> [INSTRUCTION]: Put every line of the records below into a numbered list, leaving out any blank lines.

____

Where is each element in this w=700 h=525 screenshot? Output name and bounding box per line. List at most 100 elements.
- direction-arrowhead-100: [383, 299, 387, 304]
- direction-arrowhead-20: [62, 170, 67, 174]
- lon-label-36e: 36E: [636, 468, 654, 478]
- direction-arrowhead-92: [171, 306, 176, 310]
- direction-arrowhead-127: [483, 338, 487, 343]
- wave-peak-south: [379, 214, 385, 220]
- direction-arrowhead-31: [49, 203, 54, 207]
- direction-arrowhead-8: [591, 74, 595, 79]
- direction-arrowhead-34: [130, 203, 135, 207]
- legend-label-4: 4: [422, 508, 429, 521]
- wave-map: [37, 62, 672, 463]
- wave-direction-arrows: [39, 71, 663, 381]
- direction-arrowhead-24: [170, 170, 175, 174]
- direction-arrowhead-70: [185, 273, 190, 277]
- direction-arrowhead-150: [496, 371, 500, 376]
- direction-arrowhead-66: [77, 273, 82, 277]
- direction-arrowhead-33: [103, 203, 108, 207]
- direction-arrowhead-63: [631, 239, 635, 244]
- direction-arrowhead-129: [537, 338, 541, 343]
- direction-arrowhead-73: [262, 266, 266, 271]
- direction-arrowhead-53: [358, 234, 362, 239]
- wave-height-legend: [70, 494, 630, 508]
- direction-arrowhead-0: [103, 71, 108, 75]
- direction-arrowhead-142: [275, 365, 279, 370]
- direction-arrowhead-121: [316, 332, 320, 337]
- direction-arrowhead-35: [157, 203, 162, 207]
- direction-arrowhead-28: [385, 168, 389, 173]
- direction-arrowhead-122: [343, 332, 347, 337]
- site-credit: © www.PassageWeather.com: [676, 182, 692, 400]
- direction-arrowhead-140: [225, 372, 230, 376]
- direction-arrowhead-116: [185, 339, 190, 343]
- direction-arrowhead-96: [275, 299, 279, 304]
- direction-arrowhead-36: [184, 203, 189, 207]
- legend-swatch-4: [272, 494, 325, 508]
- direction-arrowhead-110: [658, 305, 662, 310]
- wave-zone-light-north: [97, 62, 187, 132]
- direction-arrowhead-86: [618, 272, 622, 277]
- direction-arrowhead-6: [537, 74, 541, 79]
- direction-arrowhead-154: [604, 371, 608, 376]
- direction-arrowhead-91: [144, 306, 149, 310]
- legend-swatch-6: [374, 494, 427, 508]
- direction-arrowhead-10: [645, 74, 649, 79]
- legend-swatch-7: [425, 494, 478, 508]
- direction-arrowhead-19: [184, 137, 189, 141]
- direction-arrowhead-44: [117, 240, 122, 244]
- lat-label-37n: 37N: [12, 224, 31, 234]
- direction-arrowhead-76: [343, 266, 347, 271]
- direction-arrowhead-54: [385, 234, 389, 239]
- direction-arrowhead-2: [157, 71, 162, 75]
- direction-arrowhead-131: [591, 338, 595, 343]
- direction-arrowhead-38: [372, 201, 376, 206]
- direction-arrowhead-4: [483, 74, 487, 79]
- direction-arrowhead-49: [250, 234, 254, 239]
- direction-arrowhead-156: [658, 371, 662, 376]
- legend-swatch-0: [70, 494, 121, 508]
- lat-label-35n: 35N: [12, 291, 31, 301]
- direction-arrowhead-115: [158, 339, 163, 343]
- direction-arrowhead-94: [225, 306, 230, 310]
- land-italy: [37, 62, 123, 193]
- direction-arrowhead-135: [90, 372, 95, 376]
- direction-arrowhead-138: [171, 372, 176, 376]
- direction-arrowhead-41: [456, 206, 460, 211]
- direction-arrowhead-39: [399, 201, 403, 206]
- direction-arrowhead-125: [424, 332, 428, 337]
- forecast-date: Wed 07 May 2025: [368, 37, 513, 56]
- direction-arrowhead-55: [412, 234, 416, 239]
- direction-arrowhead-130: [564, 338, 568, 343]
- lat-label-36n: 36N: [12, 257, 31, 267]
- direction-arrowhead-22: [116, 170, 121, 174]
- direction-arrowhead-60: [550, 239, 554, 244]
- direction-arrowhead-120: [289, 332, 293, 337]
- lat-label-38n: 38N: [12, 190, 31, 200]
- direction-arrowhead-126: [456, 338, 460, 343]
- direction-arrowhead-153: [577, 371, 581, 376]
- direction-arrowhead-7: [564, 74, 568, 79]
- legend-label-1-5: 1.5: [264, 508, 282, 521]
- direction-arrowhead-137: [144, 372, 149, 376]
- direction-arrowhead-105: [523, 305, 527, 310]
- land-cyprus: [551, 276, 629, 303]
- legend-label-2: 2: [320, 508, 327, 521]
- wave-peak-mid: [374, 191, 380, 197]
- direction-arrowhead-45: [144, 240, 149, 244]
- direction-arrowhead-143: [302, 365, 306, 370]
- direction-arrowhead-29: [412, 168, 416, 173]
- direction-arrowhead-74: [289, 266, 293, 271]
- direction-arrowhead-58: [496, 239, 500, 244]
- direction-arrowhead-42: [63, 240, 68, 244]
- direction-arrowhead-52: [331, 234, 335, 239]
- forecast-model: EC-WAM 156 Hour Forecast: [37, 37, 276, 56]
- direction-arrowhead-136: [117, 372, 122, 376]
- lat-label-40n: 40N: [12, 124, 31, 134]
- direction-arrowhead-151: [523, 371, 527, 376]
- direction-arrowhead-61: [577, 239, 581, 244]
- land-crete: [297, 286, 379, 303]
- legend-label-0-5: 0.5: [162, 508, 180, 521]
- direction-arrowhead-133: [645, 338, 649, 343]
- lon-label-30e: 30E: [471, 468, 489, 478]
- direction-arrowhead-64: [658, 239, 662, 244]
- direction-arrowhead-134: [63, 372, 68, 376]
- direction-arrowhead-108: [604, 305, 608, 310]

____

> [RESPONSE TO THE EXERCISE]:
1. Where is each element in this w=700 h=525 screenshot? Output name and bounding box per line. List at most 100 elements.
2. - direction-arrowhead-100: [383, 299, 387, 304]
3. - direction-arrowhead-20: [62, 170, 67, 174]
4. - lon-label-36e: 36E: [636, 468, 654, 478]
5. - direction-arrowhead-92: [171, 306, 176, 310]
6. - direction-arrowhead-127: [483, 338, 487, 343]
7. - wave-peak-south: [379, 214, 385, 220]
8. - direction-arrowhead-31: [49, 203, 54, 207]
9. - direction-arrowhead-8: [591, 74, 595, 79]
10. - direction-arrowhead-34: [130, 203, 135, 207]
11. - legend-label-4: 4: [422, 508, 429, 521]
12. - wave-map: [37, 62, 672, 463]
13. - wave-direction-arrows: [39, 71, 663, 381]
14. - direction-arrowhead-24: [170, 170, 175, 174]
15. - direction-arrowhead-70: [185, 273, 190, 277]
16. - direction-arrowhead-150: [496, 371, 500, 376]
17. - direction-arrowhead-66: [77, 273, 82, 277]
18. - direction-arrowhead-33: [103, 203, 108, 207]
19. - direction-arrowhead-63: [631, 239, 635, 244]
20. - direction-arrowhead-129: [537, 338, 541, 343]
21. - direction-arrowhead-73: [262, 266, 266, 271]
22. - direction-arrowhead-53: [358, 234, 362, 239]
23. - wave-height-legend: [70, 494, 630, 508]
24. - direction-arrowhead-0: [103, 71, 108, 75]
25. - direction-arrowhead-142: [275, 365, 279, 370]
26. - direction-arrowhead-121: [316, 332, 320, 337]
27. - direction-arrowhead-35: [157, 203, 162, 207]
28. - direction-arrowhead-28: [385, 168, 389, 173]
29. - direction-arrowhead-122: [343, 332, 347, 337]
30. - site-credit: © www.PassageWeather.com: [676, 182, 692, 400]
31. - direction-arrowhead-140: [225, 372, 230, 376]
32. - direction-arrowhead-116: [185, 339, 190, 343]
33. - direction-arrowhead-96: [275, 299, 279, 304]
34. - direction-arrowhead-36: [184, 203, 189, 207]
35. - legend-swatch-4: [272, 494, 325, 508]
36. - direction-arrowhead-110: [658, 305, 662, 310]
37. - wave-zone-light-north: [97, 62, 187, 132]
38. - direction-arrowhead-86: [618, 272, 622, 277]
39. - direction-arrowhead-6: [537, 74, 541, 79]
40. - direction-arrowhead-154: [604, 371, 608, 376]
41. - direction-arrowhead-91: [144, 306, 149, 310]
42. - legend-swatch-6: [374, 494, 427, 508]
43. - direction-arrowhead-10: [645, 74, 649, 79]
44. - legend-swatch-7: [425, 494, 478, 508]
45. - direction-arrowhead-19: [184, 137, 189, 141]
46. - direction-arrowhead-44: [117, 240, 122, 244]
47. - lat-label-37n: 37N: [12, 224, 31, 234]
48. - direction-arrowhead-76: [343, 266, 347, 271]
49. - direction-arrowhead-54: [385, 234, 389, 239]
50. - direction-arrowhead-2: [157, 71, 162, 75]
51. - direction-arrowhead-131: [591, 338, 595, 343]
52. - direction-arrowhead-38: [372, 201, 376, 206]
53. - direction-arrowhead-4: [483, 74, 487, 79]
54. - direction-arrowhead-49: [250, 234, 254, 239]
55. - direction-arrowhead-156: [658, 371, 662, 376]
56. - legend-swatch-0: [70, 494, 121, 508]
57. - lat-label-35n: 35N: [12, 291, 31, 301]
58. - direction-arrowhead-115: [158, 339, 163, 343]
59. - direction-arrowhead-94: [225, 306, 230, 310]
60. - land-italy: [37, 62, 123, 193]
61. - direction-arrowhead-135: [90, 372, 95, 376]
62. - direction-arrowhead-138: [171, 372, 176, 376]
63. - direction-arrowhead-41: [456, 206, 460, 211]
64. - direction-arrowhead-39: [399, 201, 403, 206]
65. - direction-arrowhead-125: [424, 332, 428, 337]
66. - forecast-date: Wed 07 May 2025: [368, 37, 513, 56]
67. - direction-arrowhead-55: [412, 234, 416, 239]
68. - direction-arrowhead-130: [564, 338, 568, 343]
69. - lat-label-36n: 36N: [12, 257, 31, 267]
70. - direction-arrowhead-22: [116, 170, 121, 174]
71. - direction-arrowhead-60: [550, 239, 554, 244]
72. - direction-arrowhead-120: [289, 332, 293, 337]
73. - lat-label-38n: 38N: [12, 190, 31, 200]
74. - direction-arrowhead-126: [456, 338, 460, 343]
75. - direction-arrowhead-153: [577, 371, 581, 376]
76. - direction-arrowhead-7: [564, 74, 568, 79]
77. - legend-label-1-5: 1.5: [264, 508, 282, 521]
78. - direction-arrowhead-137: [144, 372, 149, 376]
79. - direction-arrowhead-105: [523, 305, 527, 310]
80. - land-cyprus: [551, 276, 629, 303]
81. - legend-label-2: 2: [320, 508, 327, 521]
82. - wave-peak-mid: [374, 191, 380, 197]
83. - direction-arrowhead-45: [144, 240, 149, 244]
84. - direction-arrowhead-143: [302, 365, 306, 370]
85. - direction-arrowhead-29: [412, 168, 416, 173]
86. - direction-arrowhead-74: [289, 266, 293, 271]
87. - direction-arrowhead-58: [496, 239, 500, 244]
88. - direction-arrowhead-42: [63, 240, 68, 244]
89. - direction-arrowhead-52: [331, 234, 335, 239]
90. - forecast-model: EC-WAM 156 Hour Forecast: [37, 37, 276, 56]
91. - direction-arrowhead-136: [117, 372, 122, 376]
92. - lat-label-40n: 40N: [12, 124, 31, 134]
93. - direction-arrowhead-151: [523, 371, 527, 376]
94. - direction-arrowhead-61: [577, 239, 581, 244]
95. - land-crete: [297, 286, 379, 303]
96. - legend-label-0-5: 0.5: [162, 508, 180, 521]
97. - direction-arrowhead-133: [645, 338, 649, 343]
98. - lon-label-30e: 30E: [471, 468, 489, 478]
99. - direction-arrowhead-64: [658, 239, 662, 244]
100. - direction-arrowhead-134: [63, 372, 68, 376]
101. - direction-arrowhead-108: [604, 305, 608, 310]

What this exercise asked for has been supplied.